SET PROBLEM:
Return only the number of lines in the entries below that hold the word "true".

☆ ☆ ☆ ☆ ☆ ☆ ☆

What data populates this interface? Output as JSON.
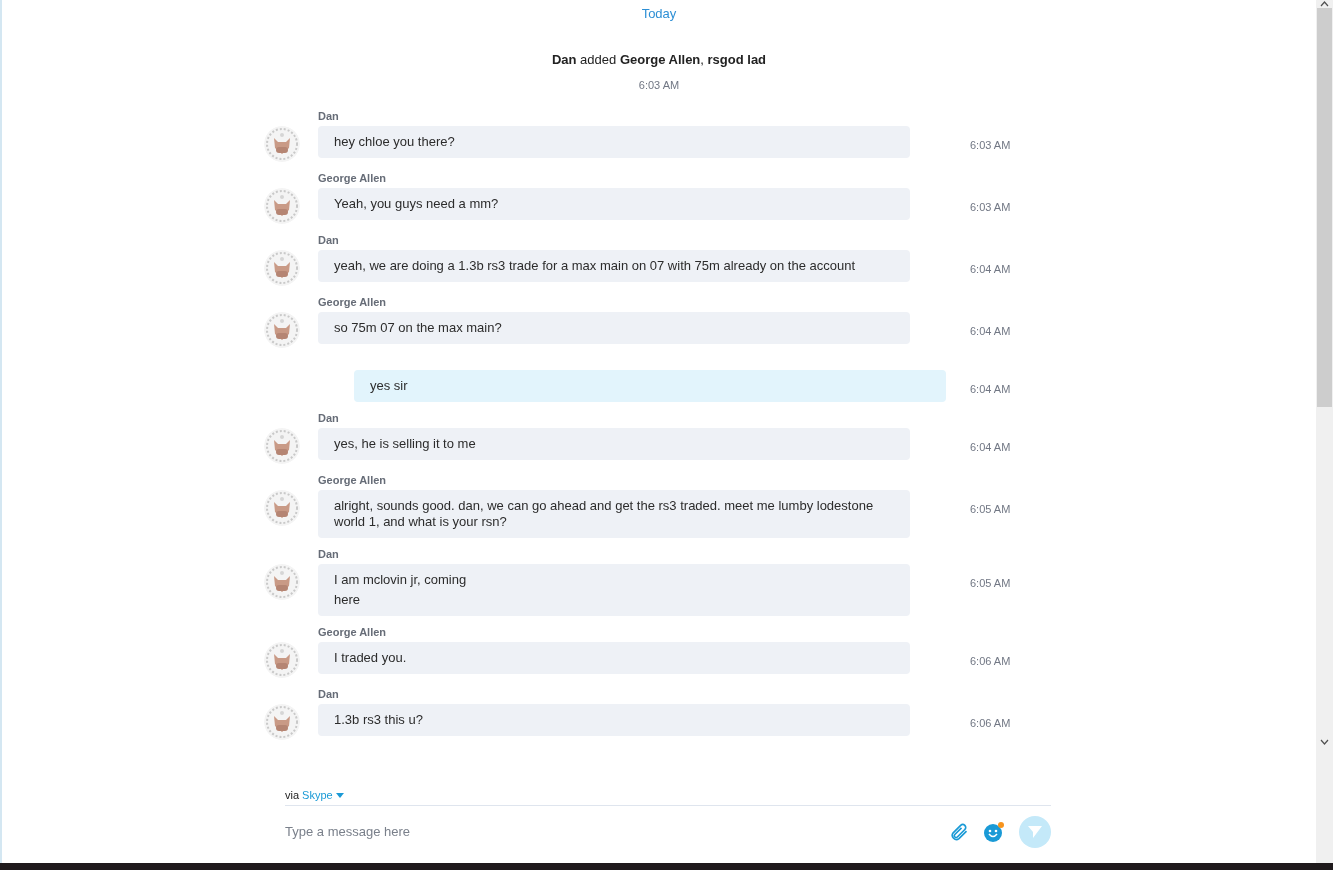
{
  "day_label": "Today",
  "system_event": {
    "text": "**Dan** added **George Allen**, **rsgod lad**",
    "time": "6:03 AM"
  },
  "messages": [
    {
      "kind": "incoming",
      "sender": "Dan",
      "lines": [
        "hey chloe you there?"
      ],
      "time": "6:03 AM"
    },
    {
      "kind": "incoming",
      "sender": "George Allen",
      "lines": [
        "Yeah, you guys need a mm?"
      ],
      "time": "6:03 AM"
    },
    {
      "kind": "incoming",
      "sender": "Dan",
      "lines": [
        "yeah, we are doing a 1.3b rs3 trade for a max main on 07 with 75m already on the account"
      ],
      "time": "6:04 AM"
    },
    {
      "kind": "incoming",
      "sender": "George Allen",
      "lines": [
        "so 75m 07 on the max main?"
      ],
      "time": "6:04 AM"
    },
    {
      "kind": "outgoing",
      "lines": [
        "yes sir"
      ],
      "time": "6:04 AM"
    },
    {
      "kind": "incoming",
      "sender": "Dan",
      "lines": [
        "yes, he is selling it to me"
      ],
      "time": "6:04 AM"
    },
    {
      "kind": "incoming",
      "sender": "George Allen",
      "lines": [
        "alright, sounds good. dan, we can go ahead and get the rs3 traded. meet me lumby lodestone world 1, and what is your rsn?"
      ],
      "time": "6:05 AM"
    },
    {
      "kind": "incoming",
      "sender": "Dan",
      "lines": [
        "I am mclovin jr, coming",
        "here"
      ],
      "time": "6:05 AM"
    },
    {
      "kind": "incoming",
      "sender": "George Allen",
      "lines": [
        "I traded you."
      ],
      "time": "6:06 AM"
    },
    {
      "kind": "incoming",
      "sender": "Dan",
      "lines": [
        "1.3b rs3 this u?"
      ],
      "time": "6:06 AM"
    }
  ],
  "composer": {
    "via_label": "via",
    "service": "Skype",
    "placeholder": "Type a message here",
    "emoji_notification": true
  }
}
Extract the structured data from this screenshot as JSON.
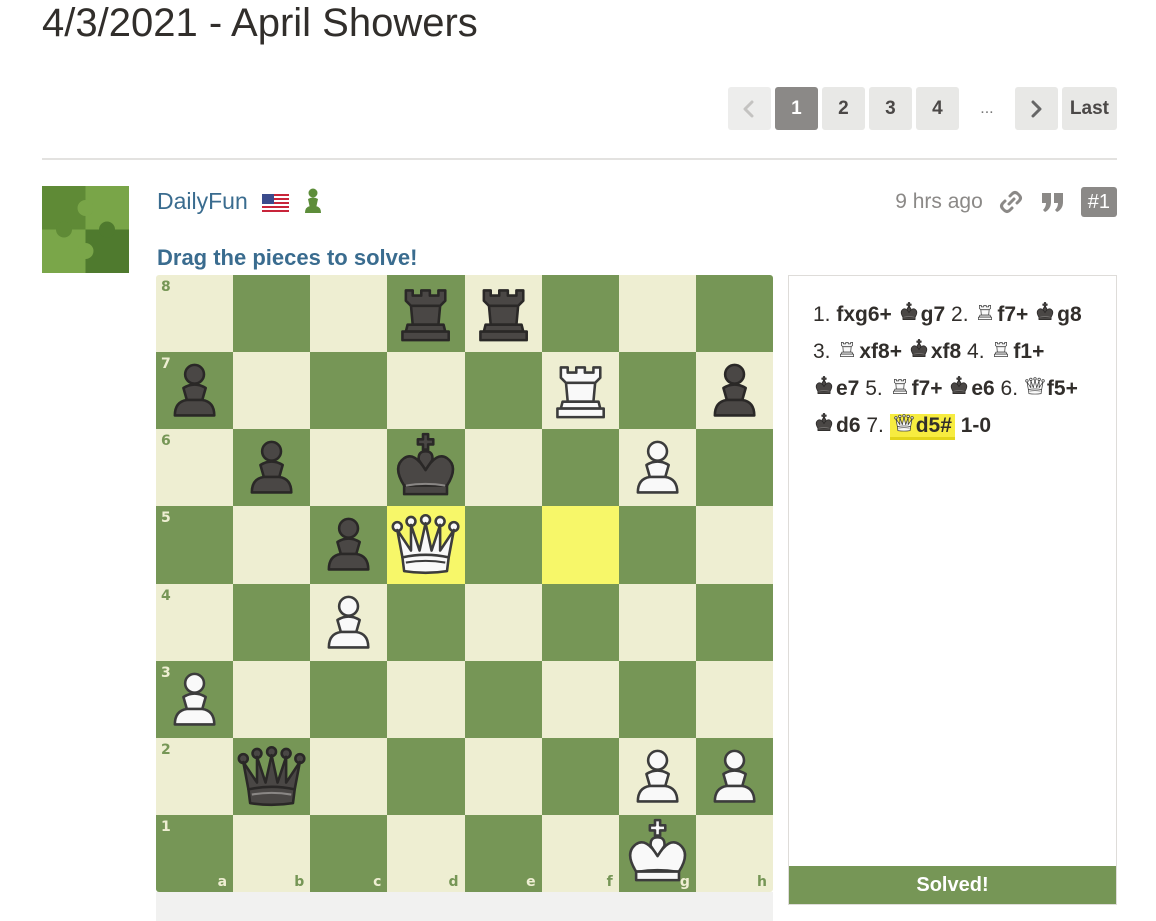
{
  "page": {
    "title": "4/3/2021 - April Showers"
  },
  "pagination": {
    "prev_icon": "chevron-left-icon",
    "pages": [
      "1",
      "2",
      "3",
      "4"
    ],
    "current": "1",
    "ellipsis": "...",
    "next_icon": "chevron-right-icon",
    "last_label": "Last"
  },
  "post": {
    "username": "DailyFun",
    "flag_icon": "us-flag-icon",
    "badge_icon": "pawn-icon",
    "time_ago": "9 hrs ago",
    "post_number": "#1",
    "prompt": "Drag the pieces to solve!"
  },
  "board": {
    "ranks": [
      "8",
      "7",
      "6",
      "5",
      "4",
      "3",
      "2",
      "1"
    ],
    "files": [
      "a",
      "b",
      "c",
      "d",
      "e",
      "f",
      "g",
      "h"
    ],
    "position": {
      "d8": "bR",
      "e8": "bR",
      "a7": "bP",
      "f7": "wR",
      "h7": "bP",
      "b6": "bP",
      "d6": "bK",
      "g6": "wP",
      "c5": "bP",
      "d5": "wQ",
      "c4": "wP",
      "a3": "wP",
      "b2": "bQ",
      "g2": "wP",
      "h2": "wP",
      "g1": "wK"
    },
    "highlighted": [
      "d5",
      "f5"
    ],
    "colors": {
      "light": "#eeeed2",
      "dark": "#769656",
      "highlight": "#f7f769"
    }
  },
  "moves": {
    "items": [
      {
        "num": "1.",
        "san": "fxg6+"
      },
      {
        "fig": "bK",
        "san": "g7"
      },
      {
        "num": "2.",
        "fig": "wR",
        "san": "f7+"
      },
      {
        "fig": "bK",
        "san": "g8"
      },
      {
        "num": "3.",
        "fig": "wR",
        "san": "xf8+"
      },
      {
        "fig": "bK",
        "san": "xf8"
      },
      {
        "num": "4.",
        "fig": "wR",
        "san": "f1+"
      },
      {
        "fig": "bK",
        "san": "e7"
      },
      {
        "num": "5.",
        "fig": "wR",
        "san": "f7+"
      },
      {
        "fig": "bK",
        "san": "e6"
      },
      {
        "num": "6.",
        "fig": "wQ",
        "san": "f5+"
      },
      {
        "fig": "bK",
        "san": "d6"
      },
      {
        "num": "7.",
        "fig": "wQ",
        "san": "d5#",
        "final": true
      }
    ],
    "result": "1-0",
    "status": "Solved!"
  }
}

☆ ☆ ☆ ☆ ☆ ☆ ☆

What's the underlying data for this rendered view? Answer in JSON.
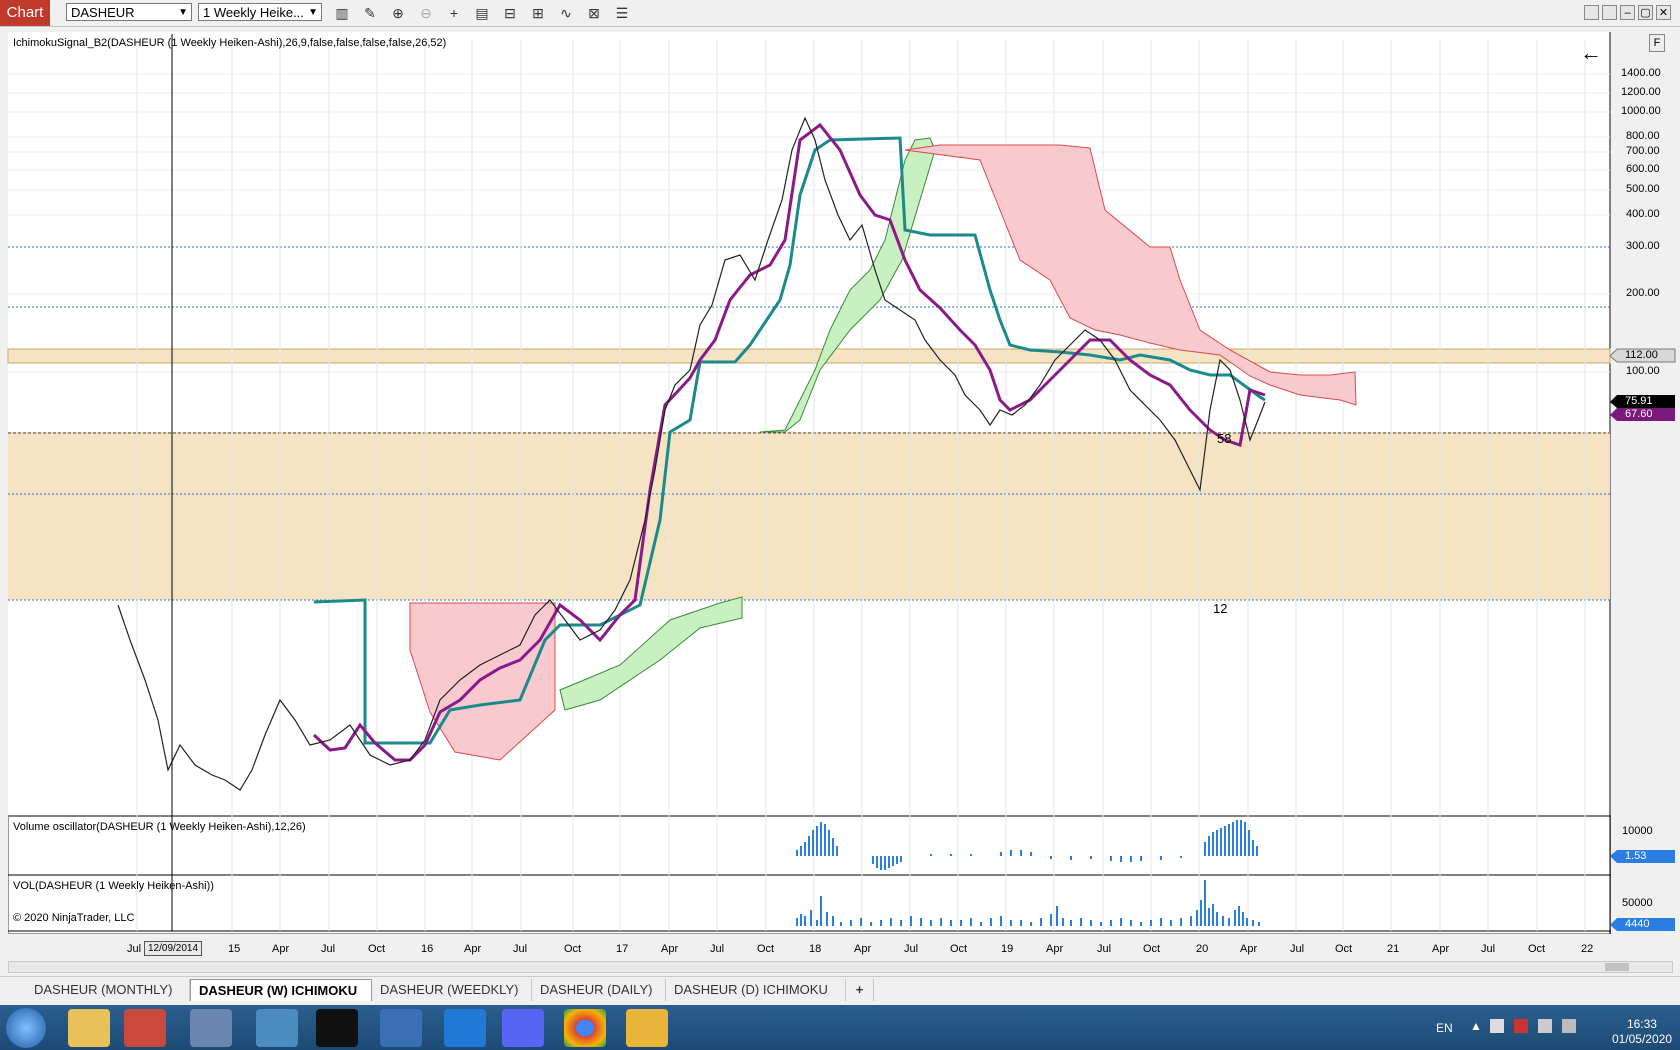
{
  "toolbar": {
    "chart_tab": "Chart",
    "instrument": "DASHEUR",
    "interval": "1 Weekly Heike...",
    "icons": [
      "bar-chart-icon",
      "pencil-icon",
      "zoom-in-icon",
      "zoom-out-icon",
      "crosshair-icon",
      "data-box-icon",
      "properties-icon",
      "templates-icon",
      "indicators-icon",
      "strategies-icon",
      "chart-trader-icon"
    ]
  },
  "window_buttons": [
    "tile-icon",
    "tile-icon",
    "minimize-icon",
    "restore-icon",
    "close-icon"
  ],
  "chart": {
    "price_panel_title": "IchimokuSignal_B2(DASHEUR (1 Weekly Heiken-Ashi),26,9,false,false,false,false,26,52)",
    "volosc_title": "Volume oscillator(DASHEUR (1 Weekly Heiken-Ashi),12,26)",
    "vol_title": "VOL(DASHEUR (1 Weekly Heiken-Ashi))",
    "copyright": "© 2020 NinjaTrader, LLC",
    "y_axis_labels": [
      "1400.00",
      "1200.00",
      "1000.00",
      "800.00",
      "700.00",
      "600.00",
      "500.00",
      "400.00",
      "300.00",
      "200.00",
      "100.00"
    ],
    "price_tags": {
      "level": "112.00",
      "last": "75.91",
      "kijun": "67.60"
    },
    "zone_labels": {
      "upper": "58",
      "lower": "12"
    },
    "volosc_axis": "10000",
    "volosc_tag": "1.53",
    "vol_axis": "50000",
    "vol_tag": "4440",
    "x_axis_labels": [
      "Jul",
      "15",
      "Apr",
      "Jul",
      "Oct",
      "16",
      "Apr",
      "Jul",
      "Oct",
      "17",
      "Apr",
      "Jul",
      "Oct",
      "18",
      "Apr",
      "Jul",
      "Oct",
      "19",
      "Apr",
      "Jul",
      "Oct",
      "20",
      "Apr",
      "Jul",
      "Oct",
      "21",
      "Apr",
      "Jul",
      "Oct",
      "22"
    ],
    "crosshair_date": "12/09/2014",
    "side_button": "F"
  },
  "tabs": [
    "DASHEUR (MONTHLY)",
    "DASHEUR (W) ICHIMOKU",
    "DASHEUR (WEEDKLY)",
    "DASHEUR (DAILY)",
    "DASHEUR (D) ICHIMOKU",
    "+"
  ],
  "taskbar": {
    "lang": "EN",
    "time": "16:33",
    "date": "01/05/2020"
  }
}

☆ ☆ ☆ ☆ ☆ ☆ ☆

OUTPUT FOR THIS TASK:
2